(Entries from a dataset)
= = = = = = =

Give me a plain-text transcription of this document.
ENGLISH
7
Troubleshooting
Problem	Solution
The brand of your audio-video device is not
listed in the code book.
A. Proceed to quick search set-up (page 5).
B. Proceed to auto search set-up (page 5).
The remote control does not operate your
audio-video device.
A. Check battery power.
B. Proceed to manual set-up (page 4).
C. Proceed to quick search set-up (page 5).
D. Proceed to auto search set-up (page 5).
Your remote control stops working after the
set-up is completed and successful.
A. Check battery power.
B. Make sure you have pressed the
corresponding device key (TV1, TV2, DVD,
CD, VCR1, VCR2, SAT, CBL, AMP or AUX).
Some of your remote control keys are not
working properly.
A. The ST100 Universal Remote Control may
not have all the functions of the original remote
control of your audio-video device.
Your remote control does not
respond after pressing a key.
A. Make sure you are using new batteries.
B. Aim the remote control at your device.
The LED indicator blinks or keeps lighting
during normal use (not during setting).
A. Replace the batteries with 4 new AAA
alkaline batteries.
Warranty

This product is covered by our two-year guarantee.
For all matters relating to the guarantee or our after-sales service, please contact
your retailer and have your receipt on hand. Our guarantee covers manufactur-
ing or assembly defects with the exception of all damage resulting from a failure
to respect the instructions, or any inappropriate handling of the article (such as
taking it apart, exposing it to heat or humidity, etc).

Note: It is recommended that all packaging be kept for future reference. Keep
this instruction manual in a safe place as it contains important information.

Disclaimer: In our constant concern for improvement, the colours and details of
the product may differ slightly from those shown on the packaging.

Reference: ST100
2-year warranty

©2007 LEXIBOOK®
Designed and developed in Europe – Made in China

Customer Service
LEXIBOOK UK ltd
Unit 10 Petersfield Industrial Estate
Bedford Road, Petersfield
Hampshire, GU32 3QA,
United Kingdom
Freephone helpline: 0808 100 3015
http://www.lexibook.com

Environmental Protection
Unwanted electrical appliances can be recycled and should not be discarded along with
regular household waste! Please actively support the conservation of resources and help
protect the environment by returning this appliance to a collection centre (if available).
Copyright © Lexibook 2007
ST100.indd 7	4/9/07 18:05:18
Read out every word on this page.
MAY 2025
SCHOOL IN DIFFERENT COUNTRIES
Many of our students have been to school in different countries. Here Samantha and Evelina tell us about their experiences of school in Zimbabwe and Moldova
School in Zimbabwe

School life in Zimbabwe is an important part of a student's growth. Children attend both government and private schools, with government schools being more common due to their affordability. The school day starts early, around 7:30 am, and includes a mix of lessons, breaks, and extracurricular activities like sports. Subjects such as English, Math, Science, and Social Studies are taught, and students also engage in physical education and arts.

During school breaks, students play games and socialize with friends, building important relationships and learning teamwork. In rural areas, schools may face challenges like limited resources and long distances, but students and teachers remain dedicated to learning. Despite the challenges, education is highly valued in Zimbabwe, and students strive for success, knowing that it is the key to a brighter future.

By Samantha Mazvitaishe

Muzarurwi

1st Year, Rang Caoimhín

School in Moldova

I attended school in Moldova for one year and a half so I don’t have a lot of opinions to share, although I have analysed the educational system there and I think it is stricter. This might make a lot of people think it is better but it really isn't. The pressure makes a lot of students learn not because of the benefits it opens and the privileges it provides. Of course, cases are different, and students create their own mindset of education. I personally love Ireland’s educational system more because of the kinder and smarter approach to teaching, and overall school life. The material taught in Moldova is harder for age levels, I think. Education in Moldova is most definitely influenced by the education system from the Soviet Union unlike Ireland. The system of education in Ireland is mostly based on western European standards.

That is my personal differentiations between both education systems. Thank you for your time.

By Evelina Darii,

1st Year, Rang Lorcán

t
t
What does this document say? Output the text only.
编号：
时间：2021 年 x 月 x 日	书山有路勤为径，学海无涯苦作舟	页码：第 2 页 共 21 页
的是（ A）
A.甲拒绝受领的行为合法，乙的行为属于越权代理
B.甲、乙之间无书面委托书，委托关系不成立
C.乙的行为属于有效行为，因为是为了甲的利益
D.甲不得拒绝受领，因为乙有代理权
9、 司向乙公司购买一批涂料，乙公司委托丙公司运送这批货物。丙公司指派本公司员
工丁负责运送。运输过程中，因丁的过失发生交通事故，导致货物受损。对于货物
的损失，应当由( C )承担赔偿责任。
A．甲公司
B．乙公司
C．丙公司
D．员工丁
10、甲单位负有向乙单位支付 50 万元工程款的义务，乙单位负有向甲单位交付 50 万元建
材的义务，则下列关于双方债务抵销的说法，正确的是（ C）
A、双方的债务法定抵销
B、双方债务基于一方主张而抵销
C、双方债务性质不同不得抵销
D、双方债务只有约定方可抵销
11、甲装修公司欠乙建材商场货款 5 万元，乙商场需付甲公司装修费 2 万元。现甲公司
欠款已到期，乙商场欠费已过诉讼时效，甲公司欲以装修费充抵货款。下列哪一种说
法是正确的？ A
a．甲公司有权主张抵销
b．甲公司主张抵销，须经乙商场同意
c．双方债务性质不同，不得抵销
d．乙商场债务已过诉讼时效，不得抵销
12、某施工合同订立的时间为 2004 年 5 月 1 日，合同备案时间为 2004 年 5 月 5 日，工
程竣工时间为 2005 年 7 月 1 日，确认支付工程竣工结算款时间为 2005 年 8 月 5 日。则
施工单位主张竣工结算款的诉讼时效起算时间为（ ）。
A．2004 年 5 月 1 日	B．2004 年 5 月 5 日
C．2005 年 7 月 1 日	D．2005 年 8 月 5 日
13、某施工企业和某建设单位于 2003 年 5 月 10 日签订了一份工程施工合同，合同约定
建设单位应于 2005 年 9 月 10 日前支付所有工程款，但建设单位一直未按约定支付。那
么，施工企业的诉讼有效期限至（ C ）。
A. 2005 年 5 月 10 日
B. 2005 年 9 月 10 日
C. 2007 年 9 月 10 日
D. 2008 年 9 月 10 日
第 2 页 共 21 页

= = = = = = =

• _Aim of the exercise_
Each line above must be reproduced exactly as it stands.

• _Full output_
Give me a plain-text transcription of this document.
ENGLISH
7
Troubleshooting
Problem	Solution
The brand of your audio-video device is not
listed in the code book.
A. Proceed to quick search set-up (page 5).
B. Proceed to auto search set-up (page 5).
The remote control does not operate your
audio-video device.
A. Check battery power.
B. Proceed to manual set-up (page 4).
C. Proceed to quick search set-up (page 5).
D. Proceed to auto search set-up (page 5).
Your remote control stops working after the
set-up is completed and successful.
A. Check battery power.
B. Make sure you have pressed the
corresponding device key (TV1, TV2, DVD,
CD, VCR1, VCR2, SAT, CBL, AMP or AUX).
Some of your remote control keys are not
working properly.
A. The ST100 Universal Remote Control may
not have all the functions of the original remote
control of your audio-video device.
Your remote control does not
respond after pressing a key.
A. Make sure you are using new batteries.
B. Aim the remote control at your device.
The LED indicator blinks or keeps lighting
during normal use (not during setting).
A. Replace the batteries with 4 new AAA
alkaline batteries.
Warranty

This product is covered by our two-year guarantee.
For all matters relating to the guarantee or our after-sales service, please contact
your retailer and have your receipt on hand. Our guarantee covers manufactur-
ing or assembly defects with the exception of all damage resulting from a failure
to respect the instructions, or any inappropriate handling of the article (such as
taking it apart, exposing it to heat or humidity, etc).

Note: It is recommended that all packaging be kept for future reference. Keep
this instruction manual in a safe place as it contains important information.

Disclaimer: In our constant concern for improvement, the colours and details of
the product may differ slightly from those shown on the packaging.

Reference: ST100
2-year warranty

©2007 LEXIBOOK®
Designed and developed in Europe – Made in China

Customer Service
LEXIBOOK UK ltd
Unit 10 Petersfield Industrial Estate
Bedford Road, Petersfield
Hampshire, GU32 3QA,
United Kingdom
Freephone helpline: 0808 100 3015
http://www.lexibook.com

Environmental Protection
Unwanted electrical appliances can be recycled and should not be discarded along with
regular household waste! Please actively support the conservation of resources and help
protect the environment by returning this appliance to a collection centre (if available).
Copyright © Lexibook 2007
ST100.indd 7	4/9/07 18:05:18
Read out every word on this page.
MAY 2025
SCHOOL IN DIFFERENT COUNTRIES
Many of our students have been to school in different countries. Here Samantha and Evelina tell us about their experiences of school in Zimbabwe and Moldova
School in Zimbabwe

School life in Zimbabwe is an important part of a student's growth. Children attend both government and private schools, with government schools being more common due to their affordability. The school day starts early, around 7:30 am, and includes a mix of lessons, breaks, and extracurricular activities like sports. Subjects such as English, Math, Science, and Social Studies are taught, and students also engage in physical education and arts.

During school breaks, students play games and socialize with friends, building important relationships and learning teamwork. In rural areas, schools may face challenges like limited resources and long distances, but students and teachers remain dedicated to learning. Despite the challenges, education is highly valued in Zimbabwe, and students strive for success, knowing that it is the key to a brighter future.

By Samantha Mazvitaishe

Muzarurwi

1st Year, Rang Caoimhín

School in Moldova

I attended school in Moldova for one year and a half so I don’t have a lot of opinions to share, although I have analysed the educational system there and I think it is stricter. This might make a lot of people think it is better but it really isn't. The pressure makes a lot of students learn not because of the benefits it opens and the privileges it provides. Of course, cases are different, and students create their own mindset of education. I personally love Ireland’s educational system more because of the kinder and smarter approach to teaching, and overall school life. The material taught in Moldova is harder for age levels, I think. Education in Moldova is most definitely influenced by the education system from the Soviet Union unlike Ireland. The system of education in Ireland is mostly based on western European standards.

That is my personal differentiations between both education systems. Thank you for your time.

By Evelina Darii,

1st Year, Rang Lorcán

t
t
What does this document say? Output the text only.
编号：
时间：2021 年 x 月 x 日	书山有路勤为径，学海无涯苦作舟	页码：第 2 页 共 21 页
的是（ A）
A.甲拒绝受领的行为合法，乙的行为属于越权代理
B.甲、乙之间无书面委托书，委托关系不成立
C.乙的行为属于有效行为，因为是为了甲的利益
D.甲不得拒绝受领，因为乙有代理权
9、 司向乙公司购买一批涂料，乙公司委托丙公司运送这批货物。丙公司指派本公司员
工丁负责运送。运输过程中，因丁的过失发生交通事故，导致货物受损。对于货物
的损失，应当由( C )承担赔偿责任。
A．甲公司
B．乙公司
C．丙公司
D．员工丁
10、甲单位负有向乙单位支付 50 万元工程款的义务，乙单位负有向甲单位交付 50 万元建
材的义务，则下列关于双方债务抵销的说法，正确的是（ C）
A、双方的债务法定抵销
B、双方债务基于一方主张而抵销
C、双方债务性质不同不得抵销
D、双方债务只有约定方可抵销
11、甲装修公司欠乙建材商场货款 5 万元，乙商场需付甲公司装修费 2 万元。现甲公司
欠款已到期，乙商场欠费已过诉讼时效，甲公司欲以装修费充抵货款。下列哪一种说
法是正确的？ A
a．甲公司有权主张抵销
b．甲公司主张抵销，须经乙商场同意
c．双方债务性质不同，不得抵销
d．乙商场债务已过诉讼时效，不得抵销
12、某施工合同订立的时间为 2004 年 5 月 1 日，合同备案时间为 2004 年 5 月 5 日，工
程竣工时间为 2005 年 7 月 1 日，确认支付工程竣工结算款时间为 2005 年 8 月 5 日。则
施工单位主张竣工结算款的诉讼时效起算时间为（ ）。
A．2004 年 5 月 1 日	B．2004 年 5 月 5 日
C．2005 年 7 月 1 日	D．2005 年 8 月 5 日
13、某施工企业和某建设单位于 2003 年 5 月 10 日签订了一份工程施工合同，合同约定
建设单位应于 2005 年 9 月 10 日前支付所有工程款，但建设单位一直未按约定支付。那
么，施工企业的诉讼有效期限至（ C ）。
A. 2005 年 5 月 10 日
B. 2005 年 9 月 10 日
C. 2007 年 9 月 10 日
D. 2008 年 9 月 10 日
第 2 页 共 21 页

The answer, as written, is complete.